» **STATED PROBLEM**: Scan the listing below. Report each line that includes "ending".

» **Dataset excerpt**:
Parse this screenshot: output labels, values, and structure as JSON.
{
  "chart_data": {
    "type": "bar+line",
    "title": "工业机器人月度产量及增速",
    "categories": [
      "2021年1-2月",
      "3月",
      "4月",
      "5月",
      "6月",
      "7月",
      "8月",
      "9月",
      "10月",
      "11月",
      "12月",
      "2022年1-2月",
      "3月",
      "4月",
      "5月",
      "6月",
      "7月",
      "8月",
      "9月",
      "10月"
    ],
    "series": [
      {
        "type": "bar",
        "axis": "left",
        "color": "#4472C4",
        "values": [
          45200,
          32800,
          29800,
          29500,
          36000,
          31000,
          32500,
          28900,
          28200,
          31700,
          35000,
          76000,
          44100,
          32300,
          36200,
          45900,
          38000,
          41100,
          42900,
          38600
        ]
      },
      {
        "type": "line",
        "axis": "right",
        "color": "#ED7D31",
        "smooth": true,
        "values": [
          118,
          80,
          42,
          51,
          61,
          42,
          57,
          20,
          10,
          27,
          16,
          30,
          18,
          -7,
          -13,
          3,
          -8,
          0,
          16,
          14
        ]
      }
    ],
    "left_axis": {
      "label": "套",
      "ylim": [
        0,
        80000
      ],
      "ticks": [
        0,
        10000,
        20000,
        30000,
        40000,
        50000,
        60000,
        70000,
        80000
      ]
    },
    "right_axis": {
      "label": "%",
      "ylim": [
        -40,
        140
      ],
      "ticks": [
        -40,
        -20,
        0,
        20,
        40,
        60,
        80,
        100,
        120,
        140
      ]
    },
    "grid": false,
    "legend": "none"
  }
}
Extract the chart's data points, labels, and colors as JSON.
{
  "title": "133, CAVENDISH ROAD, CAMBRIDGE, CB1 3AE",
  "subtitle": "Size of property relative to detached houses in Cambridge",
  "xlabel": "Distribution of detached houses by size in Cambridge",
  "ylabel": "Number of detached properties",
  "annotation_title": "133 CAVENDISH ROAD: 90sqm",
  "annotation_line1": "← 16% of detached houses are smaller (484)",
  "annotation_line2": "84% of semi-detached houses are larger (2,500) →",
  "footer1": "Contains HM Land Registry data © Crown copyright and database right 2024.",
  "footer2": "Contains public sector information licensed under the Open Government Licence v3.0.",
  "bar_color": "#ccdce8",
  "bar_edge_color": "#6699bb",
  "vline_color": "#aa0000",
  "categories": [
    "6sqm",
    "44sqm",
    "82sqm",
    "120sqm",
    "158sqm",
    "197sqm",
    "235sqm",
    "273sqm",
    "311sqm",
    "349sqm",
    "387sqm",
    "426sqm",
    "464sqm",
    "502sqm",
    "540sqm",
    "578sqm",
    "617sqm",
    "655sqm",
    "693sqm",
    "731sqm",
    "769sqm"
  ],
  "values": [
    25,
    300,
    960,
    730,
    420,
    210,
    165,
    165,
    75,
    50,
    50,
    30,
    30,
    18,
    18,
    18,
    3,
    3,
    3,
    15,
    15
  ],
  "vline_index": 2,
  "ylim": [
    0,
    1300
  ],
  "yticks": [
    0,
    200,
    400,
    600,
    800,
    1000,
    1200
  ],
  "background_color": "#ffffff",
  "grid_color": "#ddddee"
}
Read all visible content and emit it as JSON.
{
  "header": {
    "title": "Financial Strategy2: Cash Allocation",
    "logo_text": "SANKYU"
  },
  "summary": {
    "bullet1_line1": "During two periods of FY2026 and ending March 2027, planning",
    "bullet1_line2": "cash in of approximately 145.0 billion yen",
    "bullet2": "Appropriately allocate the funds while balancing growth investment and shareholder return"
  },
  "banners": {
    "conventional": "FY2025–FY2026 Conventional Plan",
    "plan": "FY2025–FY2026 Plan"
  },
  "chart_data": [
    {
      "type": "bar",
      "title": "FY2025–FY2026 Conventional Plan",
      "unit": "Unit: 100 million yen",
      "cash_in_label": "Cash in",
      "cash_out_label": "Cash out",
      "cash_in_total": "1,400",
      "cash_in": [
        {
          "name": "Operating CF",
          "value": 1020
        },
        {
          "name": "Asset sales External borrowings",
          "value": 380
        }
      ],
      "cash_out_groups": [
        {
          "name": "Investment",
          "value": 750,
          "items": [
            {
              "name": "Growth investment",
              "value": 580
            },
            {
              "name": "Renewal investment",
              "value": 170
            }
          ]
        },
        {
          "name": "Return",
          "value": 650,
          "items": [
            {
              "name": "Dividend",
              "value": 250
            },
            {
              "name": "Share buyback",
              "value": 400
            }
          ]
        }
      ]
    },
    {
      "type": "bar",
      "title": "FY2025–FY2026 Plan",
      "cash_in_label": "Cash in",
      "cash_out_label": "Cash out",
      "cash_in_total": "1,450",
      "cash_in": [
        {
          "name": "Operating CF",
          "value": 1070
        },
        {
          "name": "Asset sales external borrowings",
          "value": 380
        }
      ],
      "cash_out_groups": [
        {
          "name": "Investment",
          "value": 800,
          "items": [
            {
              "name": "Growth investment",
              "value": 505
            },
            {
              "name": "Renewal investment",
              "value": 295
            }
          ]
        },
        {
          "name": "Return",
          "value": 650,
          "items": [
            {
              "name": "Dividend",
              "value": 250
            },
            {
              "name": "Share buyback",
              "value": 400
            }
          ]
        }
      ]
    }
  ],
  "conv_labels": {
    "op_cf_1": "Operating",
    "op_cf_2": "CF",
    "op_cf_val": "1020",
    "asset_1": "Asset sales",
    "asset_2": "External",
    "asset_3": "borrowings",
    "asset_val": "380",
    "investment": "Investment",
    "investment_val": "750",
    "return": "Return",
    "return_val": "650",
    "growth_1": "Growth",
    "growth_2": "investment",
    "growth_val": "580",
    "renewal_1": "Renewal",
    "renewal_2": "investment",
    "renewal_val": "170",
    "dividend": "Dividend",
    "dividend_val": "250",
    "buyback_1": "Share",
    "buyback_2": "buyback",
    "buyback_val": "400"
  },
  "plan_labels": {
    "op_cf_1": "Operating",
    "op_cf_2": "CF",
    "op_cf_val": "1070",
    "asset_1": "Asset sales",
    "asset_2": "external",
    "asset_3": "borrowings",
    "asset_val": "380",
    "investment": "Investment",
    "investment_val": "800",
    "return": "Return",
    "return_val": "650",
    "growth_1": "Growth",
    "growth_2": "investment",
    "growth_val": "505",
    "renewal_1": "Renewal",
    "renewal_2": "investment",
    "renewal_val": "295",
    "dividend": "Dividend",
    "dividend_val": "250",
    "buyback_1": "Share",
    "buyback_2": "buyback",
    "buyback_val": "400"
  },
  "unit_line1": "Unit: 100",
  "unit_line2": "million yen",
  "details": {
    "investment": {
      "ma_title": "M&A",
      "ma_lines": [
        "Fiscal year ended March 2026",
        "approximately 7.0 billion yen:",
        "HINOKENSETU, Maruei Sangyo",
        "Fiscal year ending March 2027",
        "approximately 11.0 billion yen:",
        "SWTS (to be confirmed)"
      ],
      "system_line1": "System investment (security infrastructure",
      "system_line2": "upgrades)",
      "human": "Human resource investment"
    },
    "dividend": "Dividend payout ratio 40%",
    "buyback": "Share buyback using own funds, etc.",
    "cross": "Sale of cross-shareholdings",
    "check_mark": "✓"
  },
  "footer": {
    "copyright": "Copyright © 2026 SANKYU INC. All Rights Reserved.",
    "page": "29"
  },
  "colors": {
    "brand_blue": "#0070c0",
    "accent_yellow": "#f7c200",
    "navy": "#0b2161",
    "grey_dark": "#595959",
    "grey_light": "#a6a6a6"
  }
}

* * *

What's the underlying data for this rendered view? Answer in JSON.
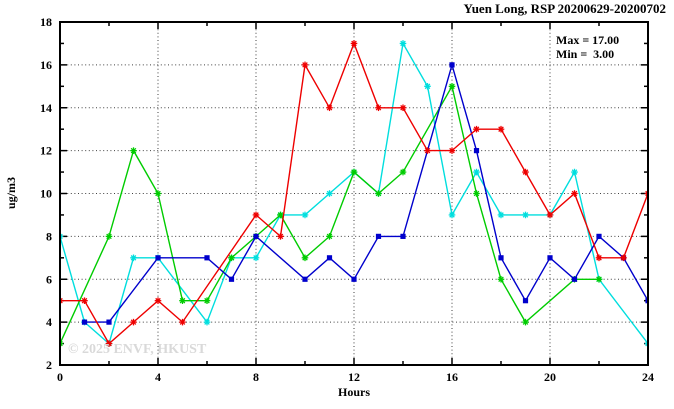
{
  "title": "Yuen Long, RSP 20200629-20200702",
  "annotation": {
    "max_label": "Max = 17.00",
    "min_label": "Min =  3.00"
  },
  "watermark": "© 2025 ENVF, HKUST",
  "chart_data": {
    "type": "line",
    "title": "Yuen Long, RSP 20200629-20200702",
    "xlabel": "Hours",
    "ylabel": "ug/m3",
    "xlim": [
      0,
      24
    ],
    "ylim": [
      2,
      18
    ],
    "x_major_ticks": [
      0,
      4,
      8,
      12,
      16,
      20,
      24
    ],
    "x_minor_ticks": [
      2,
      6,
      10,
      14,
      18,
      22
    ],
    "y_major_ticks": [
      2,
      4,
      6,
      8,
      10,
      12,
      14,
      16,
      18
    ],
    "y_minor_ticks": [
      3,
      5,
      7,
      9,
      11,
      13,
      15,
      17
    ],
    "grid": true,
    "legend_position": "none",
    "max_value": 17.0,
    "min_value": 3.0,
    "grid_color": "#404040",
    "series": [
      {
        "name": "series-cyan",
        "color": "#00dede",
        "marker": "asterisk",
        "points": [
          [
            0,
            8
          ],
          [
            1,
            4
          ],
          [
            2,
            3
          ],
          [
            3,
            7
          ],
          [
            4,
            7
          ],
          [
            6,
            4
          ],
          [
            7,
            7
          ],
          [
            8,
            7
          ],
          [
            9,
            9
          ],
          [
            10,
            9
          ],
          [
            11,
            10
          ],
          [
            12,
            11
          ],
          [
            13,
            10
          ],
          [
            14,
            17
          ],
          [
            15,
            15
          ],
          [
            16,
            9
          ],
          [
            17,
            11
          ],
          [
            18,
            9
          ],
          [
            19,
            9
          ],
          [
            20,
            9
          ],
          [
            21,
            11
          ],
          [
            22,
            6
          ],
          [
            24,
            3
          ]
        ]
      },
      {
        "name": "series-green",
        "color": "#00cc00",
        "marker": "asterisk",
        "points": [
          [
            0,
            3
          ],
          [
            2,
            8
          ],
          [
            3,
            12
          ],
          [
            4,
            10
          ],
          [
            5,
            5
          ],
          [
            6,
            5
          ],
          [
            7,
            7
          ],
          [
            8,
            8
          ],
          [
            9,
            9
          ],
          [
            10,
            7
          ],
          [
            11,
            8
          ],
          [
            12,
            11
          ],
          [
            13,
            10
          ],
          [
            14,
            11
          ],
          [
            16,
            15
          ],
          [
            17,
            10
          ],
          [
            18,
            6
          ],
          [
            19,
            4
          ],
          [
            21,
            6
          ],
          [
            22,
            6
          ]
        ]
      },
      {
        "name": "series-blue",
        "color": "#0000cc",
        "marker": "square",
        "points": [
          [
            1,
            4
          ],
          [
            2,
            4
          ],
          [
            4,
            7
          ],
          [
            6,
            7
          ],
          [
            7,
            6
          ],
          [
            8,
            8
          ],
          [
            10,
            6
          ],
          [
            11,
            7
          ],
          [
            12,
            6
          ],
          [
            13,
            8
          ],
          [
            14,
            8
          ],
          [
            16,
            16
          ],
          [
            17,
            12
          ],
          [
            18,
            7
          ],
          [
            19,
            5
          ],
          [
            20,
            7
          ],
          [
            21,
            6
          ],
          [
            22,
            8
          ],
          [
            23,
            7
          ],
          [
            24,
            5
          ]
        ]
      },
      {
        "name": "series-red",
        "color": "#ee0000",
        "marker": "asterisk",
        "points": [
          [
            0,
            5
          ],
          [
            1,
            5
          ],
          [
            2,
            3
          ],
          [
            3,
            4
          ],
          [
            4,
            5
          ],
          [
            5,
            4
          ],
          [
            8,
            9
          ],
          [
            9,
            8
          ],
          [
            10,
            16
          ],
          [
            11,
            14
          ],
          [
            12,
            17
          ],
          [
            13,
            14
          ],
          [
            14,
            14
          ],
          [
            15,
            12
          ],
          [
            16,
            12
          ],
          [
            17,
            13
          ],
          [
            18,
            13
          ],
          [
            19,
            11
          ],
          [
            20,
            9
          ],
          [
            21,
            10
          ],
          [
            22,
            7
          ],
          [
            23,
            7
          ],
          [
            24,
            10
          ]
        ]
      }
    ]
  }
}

...

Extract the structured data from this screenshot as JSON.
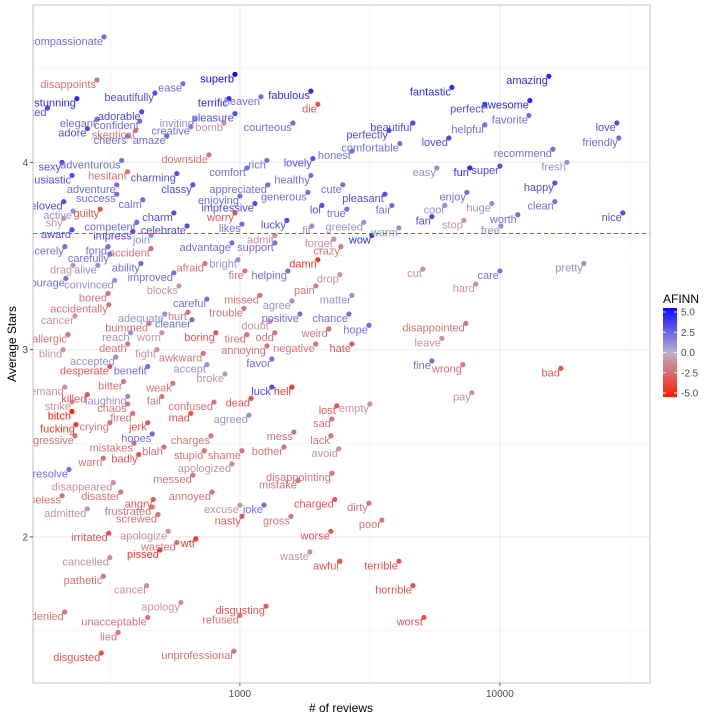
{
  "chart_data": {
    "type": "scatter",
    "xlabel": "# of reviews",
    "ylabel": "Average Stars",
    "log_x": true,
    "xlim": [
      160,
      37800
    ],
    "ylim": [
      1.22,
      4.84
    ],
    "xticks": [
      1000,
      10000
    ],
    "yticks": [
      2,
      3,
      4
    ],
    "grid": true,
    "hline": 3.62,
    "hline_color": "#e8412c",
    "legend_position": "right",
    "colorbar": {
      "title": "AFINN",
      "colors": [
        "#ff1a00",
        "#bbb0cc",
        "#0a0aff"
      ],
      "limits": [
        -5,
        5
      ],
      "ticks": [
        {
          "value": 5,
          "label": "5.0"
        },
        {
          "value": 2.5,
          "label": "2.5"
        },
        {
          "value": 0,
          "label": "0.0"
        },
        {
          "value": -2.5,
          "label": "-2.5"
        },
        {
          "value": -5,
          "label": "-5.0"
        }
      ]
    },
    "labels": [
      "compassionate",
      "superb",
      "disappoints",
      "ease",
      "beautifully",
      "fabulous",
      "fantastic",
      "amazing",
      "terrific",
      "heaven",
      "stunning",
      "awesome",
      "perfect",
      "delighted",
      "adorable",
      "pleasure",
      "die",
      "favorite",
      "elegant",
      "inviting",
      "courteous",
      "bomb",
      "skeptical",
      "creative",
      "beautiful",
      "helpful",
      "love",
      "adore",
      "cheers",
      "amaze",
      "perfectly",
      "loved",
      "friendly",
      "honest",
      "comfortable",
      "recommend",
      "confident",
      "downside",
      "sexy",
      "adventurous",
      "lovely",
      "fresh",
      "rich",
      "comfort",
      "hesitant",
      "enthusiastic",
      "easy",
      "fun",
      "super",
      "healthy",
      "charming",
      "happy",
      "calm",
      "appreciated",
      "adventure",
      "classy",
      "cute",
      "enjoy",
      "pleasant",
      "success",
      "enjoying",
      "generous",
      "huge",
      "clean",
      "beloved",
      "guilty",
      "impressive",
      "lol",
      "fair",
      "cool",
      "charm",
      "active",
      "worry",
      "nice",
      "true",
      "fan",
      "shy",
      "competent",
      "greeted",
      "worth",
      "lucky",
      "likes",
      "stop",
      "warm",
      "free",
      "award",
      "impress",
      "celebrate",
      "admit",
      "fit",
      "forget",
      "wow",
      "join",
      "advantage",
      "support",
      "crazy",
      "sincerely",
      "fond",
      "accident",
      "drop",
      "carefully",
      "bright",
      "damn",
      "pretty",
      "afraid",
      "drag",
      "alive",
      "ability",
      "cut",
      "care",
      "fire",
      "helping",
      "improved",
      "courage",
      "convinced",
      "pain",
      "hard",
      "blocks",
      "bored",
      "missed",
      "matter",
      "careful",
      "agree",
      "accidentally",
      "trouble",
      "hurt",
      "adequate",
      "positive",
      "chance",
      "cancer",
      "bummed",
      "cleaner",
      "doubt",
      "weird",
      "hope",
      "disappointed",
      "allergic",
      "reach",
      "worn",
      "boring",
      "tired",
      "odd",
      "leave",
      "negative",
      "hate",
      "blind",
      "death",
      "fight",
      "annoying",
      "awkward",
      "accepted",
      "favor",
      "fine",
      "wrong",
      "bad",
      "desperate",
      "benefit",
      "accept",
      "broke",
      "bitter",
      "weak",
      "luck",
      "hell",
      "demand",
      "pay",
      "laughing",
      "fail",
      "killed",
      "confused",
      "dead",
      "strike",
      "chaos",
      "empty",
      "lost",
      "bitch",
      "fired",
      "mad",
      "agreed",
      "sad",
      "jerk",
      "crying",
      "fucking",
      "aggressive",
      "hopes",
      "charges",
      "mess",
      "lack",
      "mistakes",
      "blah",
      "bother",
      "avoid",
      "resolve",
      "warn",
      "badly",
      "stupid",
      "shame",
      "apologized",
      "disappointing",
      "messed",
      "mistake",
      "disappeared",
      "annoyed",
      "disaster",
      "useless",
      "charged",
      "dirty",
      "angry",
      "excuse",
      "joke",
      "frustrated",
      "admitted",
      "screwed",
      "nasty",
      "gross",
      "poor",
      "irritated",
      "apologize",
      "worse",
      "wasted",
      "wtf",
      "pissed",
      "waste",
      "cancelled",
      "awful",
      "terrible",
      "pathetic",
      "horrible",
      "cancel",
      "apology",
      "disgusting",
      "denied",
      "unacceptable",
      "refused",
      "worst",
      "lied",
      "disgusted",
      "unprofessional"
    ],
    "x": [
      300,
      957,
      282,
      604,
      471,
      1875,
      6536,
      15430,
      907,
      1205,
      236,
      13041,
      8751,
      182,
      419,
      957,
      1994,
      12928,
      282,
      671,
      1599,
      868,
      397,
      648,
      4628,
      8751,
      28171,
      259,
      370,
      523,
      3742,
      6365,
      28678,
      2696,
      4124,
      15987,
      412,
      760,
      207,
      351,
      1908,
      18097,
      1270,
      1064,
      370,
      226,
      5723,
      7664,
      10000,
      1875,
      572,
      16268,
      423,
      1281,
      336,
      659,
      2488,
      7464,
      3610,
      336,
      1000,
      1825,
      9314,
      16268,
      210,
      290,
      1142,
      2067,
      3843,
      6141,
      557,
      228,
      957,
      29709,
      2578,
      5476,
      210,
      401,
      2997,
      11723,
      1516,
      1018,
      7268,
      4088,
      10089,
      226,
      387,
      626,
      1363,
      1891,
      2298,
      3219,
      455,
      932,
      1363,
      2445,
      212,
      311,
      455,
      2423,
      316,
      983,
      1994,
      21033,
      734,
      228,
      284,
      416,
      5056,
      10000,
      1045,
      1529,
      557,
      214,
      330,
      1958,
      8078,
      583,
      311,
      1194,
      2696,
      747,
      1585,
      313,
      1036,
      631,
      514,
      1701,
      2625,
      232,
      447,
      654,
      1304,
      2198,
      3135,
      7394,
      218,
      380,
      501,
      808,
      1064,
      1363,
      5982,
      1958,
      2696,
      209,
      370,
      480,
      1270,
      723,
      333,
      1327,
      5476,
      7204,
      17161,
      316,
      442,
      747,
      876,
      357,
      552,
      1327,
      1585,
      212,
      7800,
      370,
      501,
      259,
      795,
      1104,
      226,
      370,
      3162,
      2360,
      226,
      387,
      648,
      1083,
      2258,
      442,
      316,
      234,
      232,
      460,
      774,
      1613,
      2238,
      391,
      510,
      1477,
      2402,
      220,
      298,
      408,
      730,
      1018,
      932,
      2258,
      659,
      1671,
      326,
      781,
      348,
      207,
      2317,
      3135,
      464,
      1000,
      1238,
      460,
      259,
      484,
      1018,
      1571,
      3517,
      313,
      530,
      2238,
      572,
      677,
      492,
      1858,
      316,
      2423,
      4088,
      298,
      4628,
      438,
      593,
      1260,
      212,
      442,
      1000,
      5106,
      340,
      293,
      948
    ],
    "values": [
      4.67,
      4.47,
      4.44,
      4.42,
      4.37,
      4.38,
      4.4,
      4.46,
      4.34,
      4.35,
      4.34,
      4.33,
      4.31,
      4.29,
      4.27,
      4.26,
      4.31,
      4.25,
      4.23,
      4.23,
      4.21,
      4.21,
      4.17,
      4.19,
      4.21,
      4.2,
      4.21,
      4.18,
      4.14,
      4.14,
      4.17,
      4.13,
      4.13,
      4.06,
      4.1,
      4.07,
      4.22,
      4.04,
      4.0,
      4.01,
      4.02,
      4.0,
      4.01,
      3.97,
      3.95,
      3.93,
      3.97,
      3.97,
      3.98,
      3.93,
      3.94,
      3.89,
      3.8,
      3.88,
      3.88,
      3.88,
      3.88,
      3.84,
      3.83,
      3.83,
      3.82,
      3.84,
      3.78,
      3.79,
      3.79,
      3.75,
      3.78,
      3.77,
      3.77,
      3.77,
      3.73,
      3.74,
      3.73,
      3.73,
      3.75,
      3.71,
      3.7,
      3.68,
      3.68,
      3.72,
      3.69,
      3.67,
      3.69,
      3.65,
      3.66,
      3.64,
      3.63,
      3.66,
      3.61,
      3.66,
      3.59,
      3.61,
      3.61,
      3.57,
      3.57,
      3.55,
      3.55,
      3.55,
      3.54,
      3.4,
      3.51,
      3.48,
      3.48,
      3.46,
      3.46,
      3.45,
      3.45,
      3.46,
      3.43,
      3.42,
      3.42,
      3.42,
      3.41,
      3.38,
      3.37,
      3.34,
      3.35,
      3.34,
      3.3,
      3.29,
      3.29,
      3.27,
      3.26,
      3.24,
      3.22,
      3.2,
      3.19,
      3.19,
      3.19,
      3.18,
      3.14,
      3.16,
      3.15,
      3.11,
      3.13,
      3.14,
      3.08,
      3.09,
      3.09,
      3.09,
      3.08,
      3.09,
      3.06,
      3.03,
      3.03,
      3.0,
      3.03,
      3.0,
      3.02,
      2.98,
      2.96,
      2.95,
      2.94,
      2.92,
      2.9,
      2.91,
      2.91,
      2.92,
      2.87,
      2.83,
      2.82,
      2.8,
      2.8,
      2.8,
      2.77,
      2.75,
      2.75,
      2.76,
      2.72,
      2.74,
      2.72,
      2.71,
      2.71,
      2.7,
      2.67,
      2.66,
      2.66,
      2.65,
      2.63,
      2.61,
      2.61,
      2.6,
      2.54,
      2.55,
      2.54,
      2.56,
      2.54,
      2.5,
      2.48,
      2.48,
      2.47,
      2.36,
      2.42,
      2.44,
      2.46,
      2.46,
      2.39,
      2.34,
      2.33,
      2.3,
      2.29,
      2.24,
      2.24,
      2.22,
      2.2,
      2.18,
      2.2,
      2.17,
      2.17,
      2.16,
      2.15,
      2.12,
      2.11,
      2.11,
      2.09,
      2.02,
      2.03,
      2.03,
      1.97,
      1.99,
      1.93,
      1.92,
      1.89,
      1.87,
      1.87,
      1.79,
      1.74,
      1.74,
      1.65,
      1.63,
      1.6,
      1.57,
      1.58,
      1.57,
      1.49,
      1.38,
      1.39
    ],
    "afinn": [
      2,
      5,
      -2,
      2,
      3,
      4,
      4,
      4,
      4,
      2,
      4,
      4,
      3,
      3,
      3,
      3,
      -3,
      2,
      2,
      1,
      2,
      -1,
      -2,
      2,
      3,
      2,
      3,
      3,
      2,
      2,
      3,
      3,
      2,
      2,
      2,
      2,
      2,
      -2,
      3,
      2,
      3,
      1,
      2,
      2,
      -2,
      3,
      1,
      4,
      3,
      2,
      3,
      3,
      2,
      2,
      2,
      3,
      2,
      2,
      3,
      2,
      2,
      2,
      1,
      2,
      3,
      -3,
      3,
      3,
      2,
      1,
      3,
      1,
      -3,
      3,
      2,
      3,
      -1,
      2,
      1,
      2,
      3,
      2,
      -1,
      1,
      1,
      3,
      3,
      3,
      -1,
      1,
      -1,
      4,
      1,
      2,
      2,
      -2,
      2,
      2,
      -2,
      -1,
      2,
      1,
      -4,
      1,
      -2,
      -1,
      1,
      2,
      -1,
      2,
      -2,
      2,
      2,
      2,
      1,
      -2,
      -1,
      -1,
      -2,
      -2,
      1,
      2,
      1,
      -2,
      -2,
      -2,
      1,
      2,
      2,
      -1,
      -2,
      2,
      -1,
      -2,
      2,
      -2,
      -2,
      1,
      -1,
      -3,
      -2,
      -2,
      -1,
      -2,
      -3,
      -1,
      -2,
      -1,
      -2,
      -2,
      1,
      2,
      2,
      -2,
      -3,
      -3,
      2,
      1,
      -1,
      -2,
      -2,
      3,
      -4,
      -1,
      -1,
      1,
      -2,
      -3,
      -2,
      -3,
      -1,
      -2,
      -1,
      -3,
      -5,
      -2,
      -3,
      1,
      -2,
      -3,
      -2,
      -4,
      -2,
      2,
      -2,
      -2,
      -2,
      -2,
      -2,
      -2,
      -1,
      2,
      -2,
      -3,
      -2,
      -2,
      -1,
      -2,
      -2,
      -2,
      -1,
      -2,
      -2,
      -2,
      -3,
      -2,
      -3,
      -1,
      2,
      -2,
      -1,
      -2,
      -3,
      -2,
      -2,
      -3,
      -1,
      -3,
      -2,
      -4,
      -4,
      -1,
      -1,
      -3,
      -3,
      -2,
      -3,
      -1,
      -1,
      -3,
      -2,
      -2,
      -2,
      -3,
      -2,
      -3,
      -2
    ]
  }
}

» **EXERCISE RESPONSE**:
    "bullet1_line1": "During two periods of FY2026 and ending March 2027, planning",
        "Fiscal year ending March 2027",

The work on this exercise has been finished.